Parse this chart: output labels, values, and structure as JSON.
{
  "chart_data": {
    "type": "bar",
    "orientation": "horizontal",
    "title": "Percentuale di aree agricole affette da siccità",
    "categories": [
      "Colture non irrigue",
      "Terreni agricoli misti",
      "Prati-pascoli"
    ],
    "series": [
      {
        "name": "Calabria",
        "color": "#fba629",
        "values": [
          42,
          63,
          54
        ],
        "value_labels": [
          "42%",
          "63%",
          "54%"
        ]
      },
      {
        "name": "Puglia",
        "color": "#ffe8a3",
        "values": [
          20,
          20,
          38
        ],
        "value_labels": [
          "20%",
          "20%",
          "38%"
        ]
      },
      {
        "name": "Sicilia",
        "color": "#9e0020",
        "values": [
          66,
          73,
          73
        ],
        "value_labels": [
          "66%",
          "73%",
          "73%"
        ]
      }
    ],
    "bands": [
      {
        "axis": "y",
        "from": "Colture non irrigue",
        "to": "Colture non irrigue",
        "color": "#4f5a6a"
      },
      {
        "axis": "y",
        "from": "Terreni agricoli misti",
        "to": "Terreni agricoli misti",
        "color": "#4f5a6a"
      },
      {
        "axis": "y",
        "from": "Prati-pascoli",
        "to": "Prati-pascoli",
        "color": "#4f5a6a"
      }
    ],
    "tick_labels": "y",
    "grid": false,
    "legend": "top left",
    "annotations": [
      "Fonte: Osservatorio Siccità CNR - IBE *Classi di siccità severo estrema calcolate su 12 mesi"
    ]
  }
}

......

Exercise description
From the data above, show each line that contains "agricoli".

Full output
      "Terreni agricoli misti",
        "from": "Terreni agricoli misti",
        "to": "Terreni agricoli misti",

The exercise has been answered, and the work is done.